TASK GOAL :: From the listing below, extract each line containing the string "JSON".

DATA TO USE ::
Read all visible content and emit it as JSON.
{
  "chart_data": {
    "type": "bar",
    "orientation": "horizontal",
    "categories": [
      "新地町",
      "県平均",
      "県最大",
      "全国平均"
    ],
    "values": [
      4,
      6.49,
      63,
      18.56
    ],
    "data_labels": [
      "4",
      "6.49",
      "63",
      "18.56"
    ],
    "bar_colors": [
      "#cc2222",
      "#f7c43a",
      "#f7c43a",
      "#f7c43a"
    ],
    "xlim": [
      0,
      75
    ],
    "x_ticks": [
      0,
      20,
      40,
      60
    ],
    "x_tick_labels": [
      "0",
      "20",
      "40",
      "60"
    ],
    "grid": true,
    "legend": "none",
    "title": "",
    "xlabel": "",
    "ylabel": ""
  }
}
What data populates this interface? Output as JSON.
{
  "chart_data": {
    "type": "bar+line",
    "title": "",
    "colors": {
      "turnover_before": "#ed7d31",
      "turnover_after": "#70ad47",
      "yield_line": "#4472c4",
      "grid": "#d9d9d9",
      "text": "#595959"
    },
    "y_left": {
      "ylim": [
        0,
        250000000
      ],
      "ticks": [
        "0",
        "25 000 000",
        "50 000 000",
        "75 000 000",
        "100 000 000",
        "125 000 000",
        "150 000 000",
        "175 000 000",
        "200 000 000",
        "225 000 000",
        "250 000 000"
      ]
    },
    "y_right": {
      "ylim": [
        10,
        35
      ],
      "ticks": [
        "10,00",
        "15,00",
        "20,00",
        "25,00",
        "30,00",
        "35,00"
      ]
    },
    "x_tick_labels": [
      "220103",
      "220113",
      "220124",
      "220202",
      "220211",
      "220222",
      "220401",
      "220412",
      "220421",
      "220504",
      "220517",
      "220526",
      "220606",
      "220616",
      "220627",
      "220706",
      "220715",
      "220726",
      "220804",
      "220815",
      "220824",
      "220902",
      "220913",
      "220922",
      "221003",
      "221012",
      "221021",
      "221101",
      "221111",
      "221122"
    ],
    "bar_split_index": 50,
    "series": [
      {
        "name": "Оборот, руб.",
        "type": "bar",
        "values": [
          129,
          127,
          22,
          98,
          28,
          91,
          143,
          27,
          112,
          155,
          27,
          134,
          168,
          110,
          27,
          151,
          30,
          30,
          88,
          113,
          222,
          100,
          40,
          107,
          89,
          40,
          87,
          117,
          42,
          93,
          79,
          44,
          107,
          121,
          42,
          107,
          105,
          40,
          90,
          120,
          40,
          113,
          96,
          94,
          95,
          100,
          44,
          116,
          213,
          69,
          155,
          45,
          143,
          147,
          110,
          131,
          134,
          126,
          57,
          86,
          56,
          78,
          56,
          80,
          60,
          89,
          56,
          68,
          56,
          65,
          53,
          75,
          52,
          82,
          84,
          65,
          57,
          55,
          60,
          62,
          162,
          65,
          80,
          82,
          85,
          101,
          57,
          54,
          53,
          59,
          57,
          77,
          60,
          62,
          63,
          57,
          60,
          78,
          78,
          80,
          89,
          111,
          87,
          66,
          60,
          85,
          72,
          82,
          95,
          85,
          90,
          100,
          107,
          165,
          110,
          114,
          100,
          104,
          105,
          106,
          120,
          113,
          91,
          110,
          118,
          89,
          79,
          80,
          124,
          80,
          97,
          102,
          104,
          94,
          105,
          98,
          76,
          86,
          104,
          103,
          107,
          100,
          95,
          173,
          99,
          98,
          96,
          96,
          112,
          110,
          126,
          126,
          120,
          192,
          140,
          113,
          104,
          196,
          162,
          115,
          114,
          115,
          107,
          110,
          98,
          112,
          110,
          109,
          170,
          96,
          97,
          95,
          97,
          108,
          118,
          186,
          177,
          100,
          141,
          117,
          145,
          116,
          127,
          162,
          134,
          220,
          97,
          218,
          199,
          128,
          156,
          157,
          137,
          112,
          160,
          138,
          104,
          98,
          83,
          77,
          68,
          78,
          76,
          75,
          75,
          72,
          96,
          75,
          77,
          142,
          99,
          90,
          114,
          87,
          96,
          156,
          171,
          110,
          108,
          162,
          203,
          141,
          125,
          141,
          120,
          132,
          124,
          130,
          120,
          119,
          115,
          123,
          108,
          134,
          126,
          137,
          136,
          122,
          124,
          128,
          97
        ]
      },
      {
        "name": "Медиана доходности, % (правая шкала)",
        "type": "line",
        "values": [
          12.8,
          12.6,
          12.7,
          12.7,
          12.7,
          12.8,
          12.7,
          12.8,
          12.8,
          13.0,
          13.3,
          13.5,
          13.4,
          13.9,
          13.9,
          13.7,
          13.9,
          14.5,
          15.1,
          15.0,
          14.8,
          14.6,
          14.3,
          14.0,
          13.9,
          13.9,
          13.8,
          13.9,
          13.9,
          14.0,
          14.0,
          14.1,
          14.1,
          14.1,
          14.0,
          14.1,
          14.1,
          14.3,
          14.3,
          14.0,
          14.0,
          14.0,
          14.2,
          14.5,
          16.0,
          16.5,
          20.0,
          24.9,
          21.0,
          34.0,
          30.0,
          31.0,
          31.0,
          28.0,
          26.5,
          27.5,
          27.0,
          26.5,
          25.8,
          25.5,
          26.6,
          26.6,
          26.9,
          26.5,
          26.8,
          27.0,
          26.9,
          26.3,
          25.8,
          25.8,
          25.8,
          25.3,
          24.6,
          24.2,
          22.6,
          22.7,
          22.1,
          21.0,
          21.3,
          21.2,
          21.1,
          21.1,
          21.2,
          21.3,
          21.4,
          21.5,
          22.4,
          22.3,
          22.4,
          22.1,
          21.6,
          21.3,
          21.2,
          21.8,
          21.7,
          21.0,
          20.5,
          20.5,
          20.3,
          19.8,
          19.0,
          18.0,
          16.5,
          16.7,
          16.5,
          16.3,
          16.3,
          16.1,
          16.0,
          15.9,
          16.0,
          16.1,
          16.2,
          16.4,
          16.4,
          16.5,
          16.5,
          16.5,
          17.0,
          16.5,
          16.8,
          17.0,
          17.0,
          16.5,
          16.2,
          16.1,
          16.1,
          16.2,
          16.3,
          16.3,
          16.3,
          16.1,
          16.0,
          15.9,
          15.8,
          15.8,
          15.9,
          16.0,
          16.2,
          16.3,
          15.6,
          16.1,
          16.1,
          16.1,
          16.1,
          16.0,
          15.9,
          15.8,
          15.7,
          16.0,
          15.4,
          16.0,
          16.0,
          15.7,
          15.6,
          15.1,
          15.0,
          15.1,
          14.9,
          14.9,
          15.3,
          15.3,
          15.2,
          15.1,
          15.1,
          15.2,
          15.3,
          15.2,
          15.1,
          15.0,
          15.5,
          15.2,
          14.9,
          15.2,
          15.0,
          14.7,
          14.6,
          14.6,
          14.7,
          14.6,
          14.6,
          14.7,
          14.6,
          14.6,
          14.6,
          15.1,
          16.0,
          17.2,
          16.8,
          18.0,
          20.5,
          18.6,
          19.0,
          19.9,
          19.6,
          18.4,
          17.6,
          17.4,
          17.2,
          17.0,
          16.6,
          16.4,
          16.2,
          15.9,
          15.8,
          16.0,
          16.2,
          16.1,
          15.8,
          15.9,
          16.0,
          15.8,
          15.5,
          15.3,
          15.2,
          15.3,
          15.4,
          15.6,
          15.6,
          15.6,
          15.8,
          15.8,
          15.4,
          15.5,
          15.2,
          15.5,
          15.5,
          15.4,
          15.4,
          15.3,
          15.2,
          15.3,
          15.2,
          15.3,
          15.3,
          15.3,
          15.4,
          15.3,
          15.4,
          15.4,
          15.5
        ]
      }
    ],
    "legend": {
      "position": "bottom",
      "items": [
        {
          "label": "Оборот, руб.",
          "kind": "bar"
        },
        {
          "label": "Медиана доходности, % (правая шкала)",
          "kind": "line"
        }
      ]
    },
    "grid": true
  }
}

RESULT ::
Read all visible content and emit it as JSON.
What data populates this interface? Output as JSON.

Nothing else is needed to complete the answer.